# STATED GOAL
Starting with the line that holds "Serialize everything readable", repeat each line through the last one below, exactly. Pictures stay out.

# SUPPLIED DATA

════

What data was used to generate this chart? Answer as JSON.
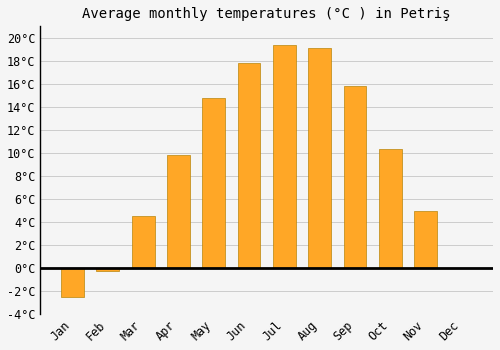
{
  "title": "Average monthly temperatures (°C ) in Petriş",
  "months": [
    "Jan",
    "Feb",
    "Mar",
    "Apr",
    "May",
    "Jun",
    "Jul",
    "Aug",
    "Sep",
    "Oct",
    "Nov",
    "Dec"
  ],
  "values": [
    -2.5,
    -0.3,
    4.5,
    9.8,
    14.8,
    17.8,
    19.4,
    19.1,
    15.8,
    10.3,
    4.9,
    0.0
  ],
  "bar_color": "#FFA726",
  "bar_edge_color": "#B8860B",
  "background_color": "#f5f5f5",
  "plot_bg_color": "#f5f5f5",
  "grid_color": "#cccccc",
  "ylim": [
    -4,
    21
  ],
  "yticks": [
    -4,
    -2,
    0,
    2,
    4,
    6,
    8,
    10,
    12,
    14,
    16,
    18,
    20
  ],
  "zero_line_color": "#000000",
  "left_spine_color": "#000000",
  "title_fontsize": 10,
  "tick_fontsize": 8.5
}
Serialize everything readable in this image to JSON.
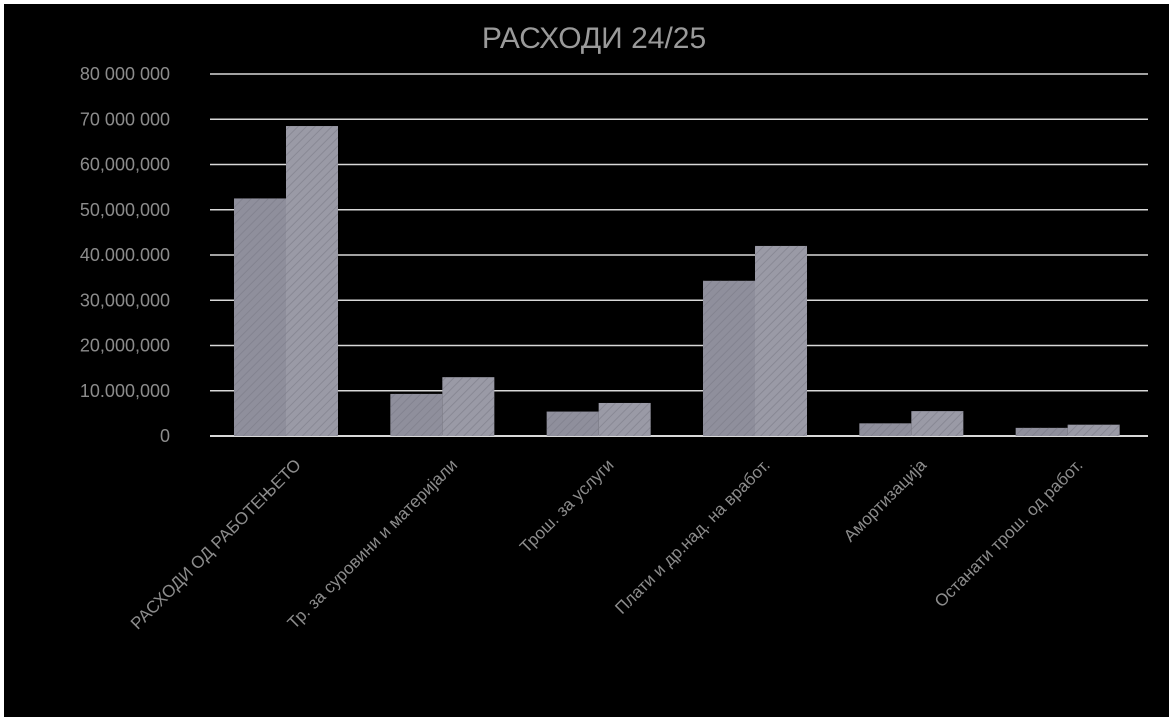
{
  "chart_data": {
    "type": "bar",
    "title": "РАСХОДИ 24/25",
    "xlabel": "",
    "ylabel": "",
    "ylim": [
      0,
      80000000
    ],
    "grid": true,
    "legend": "none",
    "y_tick_labels": [
      "0",
      "10.000,000",
      "20,000,000",
      "30,000,000",
      "40.000.000",
      "50,000,000",
      "60,000,000",
      "70 000 000",
      "80 000 000"
    ],
    "categories": [
      "РАСХОДИ ОД РАБОТЕЊЕТО",
      "Тр. за суровини и материјали",
      "Трош. за услуги",
      "Плати и др.над. на вработ.",
      "Амортизација",
      "Останати трош. од работ."
    ],
    "series": [
      {
        "values": [
          52500000,
          9300000,
          5400000,
          34300000,
          2800000,
          1800000
        ]
      },
      {
        "values": [
          68500000,
          13000000,
          7300000,
          42000000,
          5500000,
          2500000
        ]
      }
    ],
    "colors": {
      "series": [
        "#8f8f9c",
        "#9a9aa6"
      ],
      "background": "#000000",
      "grid": "#d8d8d8",
      "text": "#8c8c8c"
    }
  }
}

════

# SOLVED PROBLEM
Serialize everything readable in this image to JSON.
{
  "chart_data": {
    "type": "bar",
    "title": "РАСХОДИ 24/25",
    "xlabel": "",
    "ylabel": "",
    "ylim": [
      0,
      80000000
    ],
    "grid": true,
    "legend": "none",
    "y_tick_labels": [
      "0",
      "10.000,000",
      "20,000,000",
      "30,000,000",
      "40.000.000",
      "50,000,000",
      "60,000,000",
      "70 000 000",
      "80 000 000"
    ],
    "categories": [
      "РАСХОДИ ОД РАБОТЕЊЕТО",
      "Тр. за суровини и материјали",
      "Трош. за услуги",
      "Плати и др.над. на вработ.",
      "Амортизација",
      "Останати трош. од работ."
    ],
    "series": [
      {
        "values": [
          52500000,
          9300000,
          5400000,
          34300000,
          2800000,
          1800000
        ]
      },
      {
        "values": [
          68500000,
          13000000,
          7300000,
          42000000,
          5500000,
          2500000
        ]
      }
    ],
    "colors": {
      "series": [
        "#8f8f9c",
        "#9a9aa6"
      ],
      "background": "#000000",
      "grid": "#d8d8d8",
      "text": "#8c8c8c"
    }
  }
}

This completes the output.